[Bounding box entries]
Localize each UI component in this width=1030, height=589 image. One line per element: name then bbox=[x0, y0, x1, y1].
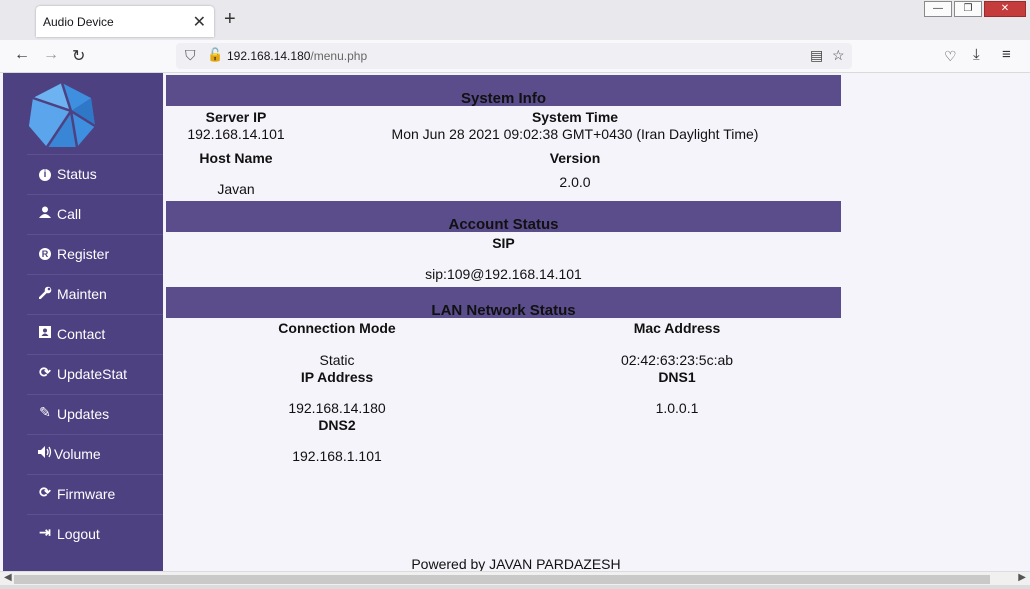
sidebar-item-label: Updates bbox=[57, 406, 110, 422]
dns1-value: 1.0.0.1 bbox=[655, 400, 699, 416]
host-name-value: Javan bbox=[217, 181, 255, 197]
section-header-lan-status: LAN Network Status bbox=[166, 287, 841, 319]
logo-icon bbox=[29, 82, 96, 148]
registered-icon: R bbox=[38, 246, 52, 260]
host-name-label: Host Name bbox=[199, 150, 273, 166]
sidebar-item-updates[interactable]: ✎ Updates bbox=[27, 394, 163, 433]
horizontal-scrollbar[interactable]: ◀ ▶ bbox=[0, 571, 1030, 586]
connection-mode-value: Static bbox=[319, 352, 355, 368]
dns2-label: DNS2 bbox=[318, 417, 356, 433]
sidebar-item-contact[interactable]: Contact bbox=[27, 314, 163, 353]
url-text[interactable]: 192.168.14.180/menu.php bbox=[227, 49, 367, 63]
system-time-value: Mon Jun 28 2021 09:02:38 GMT+0430 (Iran … bbox=[391, 126, 759, 142]
section-title: System Info bbox=[460, 90, 547, 107]
scrollbar-thumb[interactable] bbox=[14, 575, 990, 584]
insecure-lock-icon[interactable]: 🔓 bbox=[207, 47, 223, 63]
server-ip-value: 192.168.14.101 bbox=[187, 126, 285, 142]
ip-address-label: IP Address bbox=[300, 369, 374, 385]
sidebar-item-call[interactable]: Call bbox=[27, 194, 163, 233]
section-title: LAN Network Status bbox=[431, 302, 576, 319]
mac-address-label: Mac Address bbox=[633, 320, 721, 336]
sidebar-item-volume[interactable]: Volume bbox=[27, 434, 163, 473]
dns1-label: DNS1 bbox=[658, 369, 696, 385]
section-title: Account Status bbox=[448, 216, 559, 233]
sidebar-item-label: Contact bbox=[57, 326, 106, 342]
edit-icon: ✎ bbox=[39, 404, 51, 420]
mac-address-value: 02:42:63:23:5c:ab bbox=[620, 352, 734, 368]
refresh-icon: ⟳ bbox=[39, 484, 51, 500]
sidebar-item-label: Register bbox=[57, 246, 110, 262]
sidebar-item-register[interactable]: R Register bbox=[27, 234, 163, 273]
version-label: Version bbox=[549, 150, 601, 166]
scroll-left-arrow-icon[interactable]: ◀ bbox=[4, 572, 12, 583]
tab-title: Audio Device bbox=[43, 15, 114, 29]
section-header-account-status: Account Status bbox=[166, 201, 841, 233]
footer-credit: Powered by JAVAN PARDAZESH bbox=[411, 556, 621, 572]
contact-card-icon bbox=[38, 326, 52, 341]
sidebar-item-label: Call bbox=[57, 206, 82, 222]
url-bar[interactable]: ⛉ 🔓 192.168.14.180/menu.php ▤ ☆ bbox=[176, 43, 852, 69]
menu-hamburger-icon[interactable]: ≡ bbox=[1002, 46, 1011, 63]
sip-label: SIP bbox=[492, 235, 515, 251]
scroll-right-arrow-icon[interactable]: ▶ bbox=[1018, 572, 1026, 583]
refresh-icon: ⟳ bbox=[39, 364, 51, 380]
sidebar-item-label: Logout bbox=[57, 526, 100, 542]
minimize-button[interactable]: — bbox=[924, 1, 952, 17]
browser-titlebar: Audio Device ✕ + — ❐ ✕ bbox=[0, 0, 1030, 40]
tab-close-icon[interactable]: ✕ bbox=[193, 12, 206, 32]
sidebar-item-mainten[interactable]: Mainten bbox=[27, 274, 163, 313]
sidebar-item-label: Volume bbox=[54, 446, 101, 462]
forward-arrow-icon[interactable]: → bbox=[43, 46, 59, 64]
user-icon bbox=[38, 206, 52, 221]
reload-icon[interactable]: ↻ bbox=[72, 46, 85, 66]
sidebar-item-label: Status bbox=[57, 166, 97, 182]
sidebar-item-status[interactable]: i Status bbox=[27, 154, 163, 193]
back-arrow-icon[interactable]: ← bbox=[14, 46, 30, 64]
wrench-icon bbox=[38, 286, 52, 302]
sidebar-item-updatestat[interactable]: ⟳ UpdateStat bbox=[27, 354, 163, 393]
browser-navbar: ← → ↻ ⛉ 🔓 192.168.14.180/menu.php ▤ ☆ ♡ … bbox=[0, 40, 1030, 73]
info-icon: i bbox=[38, 166, 52, 181]
url-path: /menu.php bbox=[310, 49, 368, 63]
dns2-value: 192.168.1.101 bbox=[292, 448, 382, 464]
system-time-label: System Time bbox=[531, 109, 619, 125]
connection-mode-label: Connection Mode bbox=[278, 320, 396, 336]
sidebar-item-firmware[interactable]: ⟳ Firmware bbox=[27, 474, 163, 513]
version-value: 2.0.0 bbox=[559, 174, 591, 190]
window-bottom-edge bbox=[0, 585, 1030, 589]
sign-out-icon: ⇥ bbox=[39, 524, 51, 540]
bookmark-star-icon[interactable]: ☆ bbox=[832, 47, 845, 64]
new-tab-button[interactable]: + bbox=[224, 8, 236, 31]
url-host: 192.168.14.180 bbox=[227, 49, 311, 63]
download-icon[interactable]: ⤓ bbox=[973, 46, 980, 63]
shield-icon[interactable]: ⛉ bbox=[185, 47, 196, 64]
sidebar: i Status Call R Register Mainten Contact bbox=[3, 73, 163, 571]
reader-view-icon[interactable]: ▤ bbox=[810, 47, 823, 64]
sidebar-item-label: Firmware bbox=[57, 486, 116, 502]
ip-address-value: 192.168.14.180 bbox=[288, 400, 386, 416]
browser-tab[interactable]: Audio Device ✕ bbox=[36, 6, 214, 37]
sidebar-item-logout[interactable]: ⇥ Logout bbox=[27, 514, 163, 553]
volume-icon bbox=[38, 446, 52, 461]
server-ip-label: Server IP bbox=[205, 109, 267, 125]
sip-value: sip:109@192.168.14.101 bbox=[425, 266, 582, 282]
section-header-system-info: System Info bbox=[166, 75, 841, 107]
sidebar-item-label: Mainten bbox=[57, 286, 107, 302]
window-controls: — ❐ ✕ bbox=[924, 1, 1026, 17]
close-window-button[interactable]: ✕ bbox=[984, 1, 1026, 17]
maximize-button[interactable]: ❐ bbox=[954, 1, 982, 17]
page-body: i Status Call R Register Mainten Contact bbox=[0, 73, 1030, 572]
sidebar-item-label: UpdateStat bbox=[57, 366, 128, 382]
pocket-icon[interactable]: ♡ bbox=[944, 48, 957, 65]
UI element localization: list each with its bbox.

TASK BRIEF:
Copy every line of the records above word for word, and leave out the pictures.

EXERCISE RESPONSE:
Localize each UI component in this width=1030, height=589 image. One line per element: name then bbox=[x0, y0, x1, y1].
sidebar-item-label: Updates bbox=[57, 406, 110, 422]
dns1-value: 1.0.0.1 bbox=[655, 400, 699, 416]
host-name-value: Javan bbox=[217, 181, 255, 197]
section-header-lan-status: LAN Network Status bbox=[166, 287, 841, 319]
logo-icon bbox=[29, 82, 96, 148]
registered-icon: R bbox=[38, 246, 52, 260]
host-name-label: Host Name bbox=[199, 150, 273, 166]
sidebar-item-updates[interactable]: ✎ Updates bbox=[27, 394, 163, 433]
horizontal-scrollbar[interactable]: ◀ ▶ bbox=[0, 571, 1030, 586]
connection-mode-value: Static bbox=[319, 352, 355, 368]
dns2-label: DNS2 bbox=[318, 417, 356, 433]
sidebar-item-contact[interactable]: Contact bbox=[27, 314, 163, 353]
url-text[interactable]: 192.168.14.180/menu.php bbox=[227, 49, 367, 63]
system-time-value: Mon Jun 28 2021 09:02:38 GMT+0430 (Iran … bbox=[391, 126, 759, 142]
section-title: System Info bbox=[460, 90, 547, 107]
scrollbar-thumb[interactable] bbox=[14, 575, 990, 584]
insecure-lock-icon[interactable]: 🔓 bbox=[207, 47, 223, 63]
server-ip-value: 192.168.14.101 bbox=[187, 126, 285, 142]
ip-address-label: IP Address bbox=[300, 369, 374, 385]
sidebar-item-call[interactable]: Call bbox=[27, 194, 163, 233]
section-title: LAN Network Status bbox=[431, 302, 576, 319]
mac-address-label: Mac Address bbox=[633, 320, 721, 336]
sidebar-item-volume[interactable]: Volume bbox=[27, 434, 163, 473]
dns1-label: DNS1 bbox=[658, 369, 696, 385]
section-title: Account Status bbox=[448, 216, 559, 233]
sidebar-item-label: Contact bbox=[57, 326, 106, 342]
edit-icon: ✎ bbox=[39, 404, 51, 420]
mac-address-value: 02:42:63:23:5c:ab bbox=[620, 352, 734, 368]
refresh-icon: ⟳ bbox=[39, 484, 51, 500]
sidebar-item-label: Register bbox=[57, 246, 110, 262]
sidebar-item-register[interactable]: R Register bbox=[27, 234, 163, 273]
version-label: Version bbox=[549, 150, 601, 166]
scroll-left-arrow-icon[interactable]: ◀ bbox=[4, 572, 12, 583]
tab-title: Audio Device bbox=[43, 15, 114, 29]
section-header-account-status: Account Status bbox=[166, 201, 841, 233]
footer-credit: Powered by JAVAN PARDAZESH bbox=[411, 556, 621, 572]
contact-card-icon bbox=[38, 326, 52, 341]
sidebar-item-label: Call bbox=[57, 206, 82, 222]
url-bar[interactable]: ⛉ 🔓 192.168.14.180/menu.php ▤ ☆ bbox=[176, 43, 852, 69]
menu-hamburger-icon[interactable]: ≡ bbox=[1002, 46, 1011, 63]
sip-label: SIP bbox=[492, 235, 515, 251]
scroll-right-arrow-icon[interactable]: ▶ bbox=[1018, 572, 1026, 583]
refresh-icon: ⟳ bbox=[39, 364, 51, 380]
sidebar-item-label: Logout bbox=[57, 526, 100, 542]
minimize-button[interactable]: — bbox=[924, 1, 952, 17]
browser-titlebar: Audio Device ✕ + — ❐ ✕ bbox=[0, 0, 1030, 40]
tab-close-icon[interactable]: ✕ bbox=[193, 12, 206, 32]
sidebar-item-mainten[interactable]: Mainten bbox=[27, 274, 163, 313]
sidebar-item-label: Volume bbox=[54, 446, 101, 462]
forward-arrow-icon[interactable]: → bbox=[43, 46, 59, 64]
user-icon bbox=[38, 206, 52, 221]
reload-icon[interactable]: ↻ bbox=[72, 46, 85, 66]
sidebar-item-label: Status bbox=[57, 166, 97, 182]
sidebar-item-status[interactable]: i Status bbox=[27, 154, 163, 193]
back-arrow-icon[interactable]: ← bbox=[14, 46, 30, 64]
wrench-icon bbox=[38, 286, 52, 302]
sidebar-item-updatestat[interactable]: ⟳ UpdateStat bbox=[27, 354, 163, 393]
browser-navbar: ← → ↻ ⛉ 🔓 192.168.14.180/menu.php ▤ ☆ ♡ … bbox=[0, 40, 1030, 73]
info-icon: i bbox=[38, 166, 52, 181]
url-path: /menu.php bbox=[310, 49, 368, 63]
dns2-value: 192.168.1.101 bbox=[292, 448, 382, 464]
system-time-label: System Time bbox=[531, 109, 619, 125]
connection-mode-label: Connection Mode bbox=[278, 320, 396, 336]
sidebar-item-firmware[interactable]: ⟳ Firmware bbox=[27, 474, 163, 513]
version-value: 2.0.0 bbox=[559, 174, 591, 190]
window-bottom-edge bbox=[0, 585, 1030, 589]
sign-out-icon: ⇥ bbox=[39, 524, 51, 540]
bookmark-star-icon[interactable]: ☆ bbox=[832, 47, 845, 64]
new-tab-button[interactable]: + bbox=[224, 8, 236, 31]
url-host: 192.168.14.180 bbox=[227, 49, 311, 63]
download-icon[interactable]: ⤓ bbox=[973, 46, 980, 63]
shield-icon[interactable]: ⛉ bbox=[185, 47, 196, 64]
sidebar: i Status Call R Register Mainten Contact bbox=[3, 73, 163, 571]
reader-view-icon[interactable]: ▤ bbox=[810, 47, 823, 64]
sidebar-item-label: Firmware bbox=[57, 486, 116, 502]
ip-address-value: 192.168.14.180 bbox=[288, 400, 386, 416]
browser-tab[interactable]: Audio Device ✕ bbox=[36, 6, 214, 37]
sidebar-item-logout[interactable]: ⇥ Logout bbox=[27, 514, 163, 553]
volume-icon bbox=[38, 446, 52, 461]
server-ip-label: Server IP bbox=[205, 109, 267, 125]
sip-value: sip:109@192.168.14.101 bbox=[425, 266, 582, 282]
section-header-system-info: System Info bbox=[166, 75, 841, 107]
sidebar-item-label: Mainten bbox=[57, 286, 107, 302]
window-controls: — ❐ ✕ bbox=[924, 1, 1026, 17]
close-window-button[interactable]: ✕ bbox=[984, 1, 1026, 17]
maximize-button[interactable]: ❐ bbox=[954, 1, 982, 17]
page-body: i Status Call R Register Mainten Contact bbox=[0, 73, 1030, 572]
sidebar-item-label: UpdateStat bbox=[57, 366, 128, 382]
pocket-icon[interactable]: ♡ bbox=[944, 48, 957, 65]
UI element localization: list each with its bbox.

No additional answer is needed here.